▶ [The input]:
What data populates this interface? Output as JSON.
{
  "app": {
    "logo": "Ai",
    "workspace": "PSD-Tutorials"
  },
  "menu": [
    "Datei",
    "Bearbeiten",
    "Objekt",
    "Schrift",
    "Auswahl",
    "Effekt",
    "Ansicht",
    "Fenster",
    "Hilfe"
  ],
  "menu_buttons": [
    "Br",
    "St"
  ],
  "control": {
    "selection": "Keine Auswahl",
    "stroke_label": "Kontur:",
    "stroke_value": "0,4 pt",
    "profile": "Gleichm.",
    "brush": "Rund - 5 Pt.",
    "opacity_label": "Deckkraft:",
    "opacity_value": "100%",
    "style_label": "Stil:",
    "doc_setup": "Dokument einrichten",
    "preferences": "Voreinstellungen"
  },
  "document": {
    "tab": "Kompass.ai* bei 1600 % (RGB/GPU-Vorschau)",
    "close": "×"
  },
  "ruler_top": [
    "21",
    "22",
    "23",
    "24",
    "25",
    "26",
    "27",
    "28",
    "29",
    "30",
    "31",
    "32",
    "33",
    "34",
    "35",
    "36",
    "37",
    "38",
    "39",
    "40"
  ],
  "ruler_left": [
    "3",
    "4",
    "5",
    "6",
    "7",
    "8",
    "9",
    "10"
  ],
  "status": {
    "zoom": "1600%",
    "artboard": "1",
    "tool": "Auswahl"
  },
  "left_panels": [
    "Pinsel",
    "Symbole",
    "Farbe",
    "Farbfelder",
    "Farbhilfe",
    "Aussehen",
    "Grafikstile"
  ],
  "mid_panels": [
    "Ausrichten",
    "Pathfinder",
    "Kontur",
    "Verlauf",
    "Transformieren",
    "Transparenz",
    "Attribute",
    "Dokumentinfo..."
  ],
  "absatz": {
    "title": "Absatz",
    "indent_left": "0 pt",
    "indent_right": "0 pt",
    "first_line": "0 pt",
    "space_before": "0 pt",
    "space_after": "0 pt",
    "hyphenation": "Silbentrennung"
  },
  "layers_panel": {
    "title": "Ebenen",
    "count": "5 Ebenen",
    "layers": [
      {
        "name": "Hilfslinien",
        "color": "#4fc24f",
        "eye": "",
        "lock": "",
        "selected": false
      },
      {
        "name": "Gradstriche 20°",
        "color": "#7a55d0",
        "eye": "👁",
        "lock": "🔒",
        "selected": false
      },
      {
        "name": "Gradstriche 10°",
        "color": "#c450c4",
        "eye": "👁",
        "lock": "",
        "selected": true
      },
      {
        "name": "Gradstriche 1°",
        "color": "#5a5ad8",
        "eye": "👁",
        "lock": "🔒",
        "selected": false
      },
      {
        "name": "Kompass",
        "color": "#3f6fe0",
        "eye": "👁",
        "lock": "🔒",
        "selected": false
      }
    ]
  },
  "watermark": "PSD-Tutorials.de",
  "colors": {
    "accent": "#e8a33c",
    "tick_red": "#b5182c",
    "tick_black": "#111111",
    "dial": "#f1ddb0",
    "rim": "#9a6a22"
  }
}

▶ [Problem description]:
Your task is to output the full set of records exactly as presented.

▶ [Result]:
What data populates this interface? Output as JSON.
{
  "app": {
    "logo": "Ai",
    "workspace": "PSD-Tutorials"
  },
  "menu": [
    "Datei",
    "Bearbeiten",
    "Objekt",
    "Schrift",
    "Auswahl",
    "Effekt",
    "Ansicht",
    "Fenster",
    "Hilfe"
  ],
  "menu_buttons": [
    "Br",
    "St"
  ],
  "control": {
    "selection": "Keine Auswahl",
    "stroke_label": "Kontur:",
    "stroke_value": "0,4 pt",
    "profile": "Gleichm.",
    "brush": "Rund - 5 Pt.",
    "opacity_label": "Deckkraft:",
    "opacity_value": "100%",
    "style_label": "Stil:",
    "doc_setup": "Dokument einrichten",
    "preferences": "Voreinstellungen"
  },
  "document": {
    "tab": "Kompass.ai* bei 1600 % (RGB/GPU-Vorschau)",
    "close": "×"
  },
  "ruler_top": [
    "21",
    "22",
    "23",
    "24",
    "25",
    "26",
    "27",
    "28",
    "29",
    "30",
    "31",
    "32",
    "33",
    "34",
    "35",
    "36",
    "37",
    "38",
    "39",
    "40"
  ],
  "ruler_left": [
    "3",
    "4",
    "5",
    "6",
    "7",
    "8",
    "9",
    "10"
  ],
  "status": {
    "zoom": "1600%",
    "artboard": "1",
    "tool": "Auswahl"
  },
  "left_panels": [
    "Pinsel",
    "Symbole",
    "Farbe",
    "Farbfelder",
    "Farbhilfe",
    "Aussehen",
    "Grafikstile"
  ],
  "mid_panels": [
    "Ausrichten",
    "Pathfinder",
    "Kontur",
    "Verlauf",
    "Transformieren",
    "Transparenz",
    "Attribute",
    "Dokumentinfo..."
  ],
  "absatz": {
    "title": "Absatz",
    "indent_left": "0 pt",
    "indent_right": "0 pt",
    "first_line": "0 pt",
    "space_before": "0 pt",
    "space_after": "0 pt",
    "hyphenation": "Silbentrennung"
  },
  "layers_panel": {
    "title": "Ebenen",
    "count": "5 Ebenen",
    "layers": [
      {
        "name": "Hilfslinien",
        "color": "#4fc24f",
        "eye": "",
        "lock": "",
        "selected": false
      },
      {
        "name": "Gradstriche 20°",
        "color": "#7a55d0",
        "eye": "👁",
        "lock": "🔒",
        "selected": false
      },
      {
        "name": "Gradstriche 10°",
        "color": "#c450c4",
        "eye": "👁",
        "lock": "",
        "selected": true
      },
      {
        "name": "Gradstriche 1°",
        "color": "#5a5ad8",
        "eye": "👁",
        "lock": "🔒",
        "selected": false
      },
      {
        "name": "Kompass",
        "color": "#3f6fe0",
        "eye": "👁",
        "lock": "🔒",
        "selected": false
      }
    ]
  },
  "watermark": "PSD-Tutorials.de",
  "colors": {
    "accent": "#e8a33c",
    "tick_red": "#b5182c",
    "tick_black": "#111111",
    "dial": "#f1ddb0",
    "rim": "#9a6a22"
  }
}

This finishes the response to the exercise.